What the task requires
Copy the records below line for line, changing nothing.

Supplied material
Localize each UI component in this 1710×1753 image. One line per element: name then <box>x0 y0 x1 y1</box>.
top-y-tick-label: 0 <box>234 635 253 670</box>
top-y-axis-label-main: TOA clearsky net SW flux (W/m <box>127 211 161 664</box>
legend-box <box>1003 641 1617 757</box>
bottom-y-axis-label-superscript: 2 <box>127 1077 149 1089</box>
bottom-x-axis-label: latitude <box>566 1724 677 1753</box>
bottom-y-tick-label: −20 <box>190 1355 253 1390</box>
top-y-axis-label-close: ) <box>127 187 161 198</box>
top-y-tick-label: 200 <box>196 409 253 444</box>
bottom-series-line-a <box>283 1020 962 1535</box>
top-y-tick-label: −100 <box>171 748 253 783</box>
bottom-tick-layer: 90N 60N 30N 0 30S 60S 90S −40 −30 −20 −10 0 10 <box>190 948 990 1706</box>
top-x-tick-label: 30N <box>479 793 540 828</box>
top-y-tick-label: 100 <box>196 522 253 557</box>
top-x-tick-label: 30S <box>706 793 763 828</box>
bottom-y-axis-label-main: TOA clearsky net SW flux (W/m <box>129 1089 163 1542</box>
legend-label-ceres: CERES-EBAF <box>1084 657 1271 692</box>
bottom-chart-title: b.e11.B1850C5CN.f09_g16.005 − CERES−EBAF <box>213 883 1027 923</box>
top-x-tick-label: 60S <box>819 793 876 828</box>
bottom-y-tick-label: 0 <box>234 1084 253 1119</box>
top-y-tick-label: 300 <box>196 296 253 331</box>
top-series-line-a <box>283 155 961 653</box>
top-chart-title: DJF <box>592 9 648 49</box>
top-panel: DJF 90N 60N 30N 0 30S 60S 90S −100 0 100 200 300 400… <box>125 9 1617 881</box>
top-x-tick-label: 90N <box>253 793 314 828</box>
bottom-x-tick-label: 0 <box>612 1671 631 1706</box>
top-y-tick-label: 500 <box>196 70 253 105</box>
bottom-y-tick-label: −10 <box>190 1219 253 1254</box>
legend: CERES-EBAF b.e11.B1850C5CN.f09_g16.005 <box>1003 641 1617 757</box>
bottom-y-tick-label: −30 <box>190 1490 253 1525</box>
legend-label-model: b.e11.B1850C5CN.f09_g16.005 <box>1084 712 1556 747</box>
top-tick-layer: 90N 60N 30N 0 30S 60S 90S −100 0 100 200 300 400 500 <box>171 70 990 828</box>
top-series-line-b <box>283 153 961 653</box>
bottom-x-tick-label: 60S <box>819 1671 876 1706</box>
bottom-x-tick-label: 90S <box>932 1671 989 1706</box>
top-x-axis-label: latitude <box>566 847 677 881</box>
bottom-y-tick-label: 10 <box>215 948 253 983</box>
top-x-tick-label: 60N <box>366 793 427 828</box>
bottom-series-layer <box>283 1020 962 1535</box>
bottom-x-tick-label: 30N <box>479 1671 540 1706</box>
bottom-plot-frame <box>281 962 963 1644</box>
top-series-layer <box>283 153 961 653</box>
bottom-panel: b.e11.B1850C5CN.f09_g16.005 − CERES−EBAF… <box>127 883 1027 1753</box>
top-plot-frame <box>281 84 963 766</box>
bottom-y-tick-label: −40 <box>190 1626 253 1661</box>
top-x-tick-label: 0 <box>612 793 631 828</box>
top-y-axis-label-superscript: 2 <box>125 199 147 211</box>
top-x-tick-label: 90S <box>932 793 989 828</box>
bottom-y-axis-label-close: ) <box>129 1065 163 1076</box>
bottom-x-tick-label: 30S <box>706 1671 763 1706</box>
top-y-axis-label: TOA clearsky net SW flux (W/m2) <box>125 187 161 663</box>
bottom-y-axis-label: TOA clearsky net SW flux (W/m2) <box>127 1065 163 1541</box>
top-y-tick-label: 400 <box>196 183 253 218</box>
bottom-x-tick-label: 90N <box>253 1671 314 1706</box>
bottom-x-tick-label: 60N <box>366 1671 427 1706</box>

Solution to this problem
Localize each UI component in this 1710×1753 image. One line per element: name then <box>x0 y0 x1 y1</box>.
top-y-tick-label: 0 <box>234 635 253 670</box>
top-y-axis-label-main: TOA clearsky net SW flux (W/m <box>127 211 161 664</box>
legend-box <box>1003 641 1617 757</box>
bottom-y-axis-label-superscript: 2 <box>127 1077 149 1089</box>
bottom-x-axis-label: latitude <box>566 1724 677 1753</box>
bottom-y-tick-label: −20 <box>190 1355 253 1390</box>
top-y-axis-label-close: ) <box>127 187 161 198</box>
top-y-tick-label: 200 <box>196 409 253 444</box>
bottom-series-line-a <box>283 1020 962 1535</box>
top-y-tick-label: −100 <box>171 748 253 783</box>
bottom-tick-layer: 90N 60N 30N 0 30S 60S 90S −40 −30 −20 −10 0 10 <box>190 948 990 1706</box>
top-x-tick-label: 30N <box>479 793 540 828</box>
top-y-tick-label: 100 <box>196 522 253 557</box>
top-x-tick-label: 30S <box>706 793 763 828</box>
bottom-y-axis-label-main: TOA clearsky net SW flux (W/m <box>129 1089 163 1542</box>
legend-label-ceres: CERES-EBAF <box>1084 657 1271 692</box>
bottom-chart-title: b.e11.B1850C5CN.f09_g16.005 − CERES−EBAF <box>213 883 1027 923</box>
top-x-tick-label: 60S <box>819 793 876 828</box>
bottom-y-tick-label: 0 <box>234 1084 253 1119</box>
top-y-tick-label: 300 <box>196 296 253 331</box>
top-series-line-a <box>283 155 961 653</box>
top-chart-title: DJF <box>592 9 648 49</box>
top-panel: DJF 90N 60N 30N 0 30S 60S 90S −100 0 100 200 300 400… <box>125 9 1617 881</box>
top-x-tick-label: 90N <box>253 793 314 828</box>
bottom-x-tick-label: 0 <box>612 1671 631 1706</box>
top-y-tick-label: 500 <box>196 70 253 105</box>
bottom-y-tick-label: −10 <box>190 1219 253 1254</box>
legend: CERES-EBAF b.e11.B1850C5CN.f09_g16.005 <box>1003 641 1617 757</box>
bottom-y-tick-label: −30 <box>190 1490 253 1525</box>
legend-label-model: b.e11.B1850C5CN.f09_g16.005 <box>1084 712 1556 747</box>
top-tick-layer: 90N 60N 30N 0 30S 60S 90S −100 0 100 200 300 400 500 <box>171 70 990 828</box>
top-series-line-b <box>283 153 961 653</box>
bottom-x-tick-label: 60S <box>819 1671 876 1706</box>
bottom-x-tick-label: 90S <box>932 1671 989 1706</box>
top-x-axis-label: latitude <box>566 847 677 881</box>
bottom-y-tick-label: 10 <box>215 948 253 983</box>
top-x-tick-label: 60N <box>366 793 427 828</box>
bottom-series-layer <box>283 1020 962 1535</box>
bottom-x-tick-label: 30N <box>479 1671 540 1706</box>
bottom-plot-frame <box>281 962 963 1644</box>
top-series-layer <box>283 153 961 653</box>
bottom-panel: b.e11.B1850C5CN.f09_g16.005 − CERES−EBAF… <box>127 883 1027 1753</box>
top-plot-frame <box>281 84 963 766</box>
bottom-y-tick-label: −40 <box>190 1626 253 1661</box>
top-x-tick-label: 0 <box>612 793 631 828</box>
top-y-axis-label-superscript: 2 <box>125 199 147 211</box>
top-x-tick-label: 90S <box>932 793 989 828</box>
bottom-y-axis-label-close: ) <box>129 1065 163 1076</box>
bottom-x-tick-label: 30S <box>706 1671 763 1706</box>
top-y-axis-label: TOA clearsky net SW flux (W/m2) <box>125 187 161 663</box>
bottom-y-axis-label: TOA clearsky net SW flux (W/m2) <box>127 1065 163 1541</box>
top-y-tick-label: 400 <box>196 183 253 218</box>
bottom-x-tick-label: 90N <box>253 1671 314 1706</box>
bottom-x-tick-label: 60N <box>366 1671 427 1706</box>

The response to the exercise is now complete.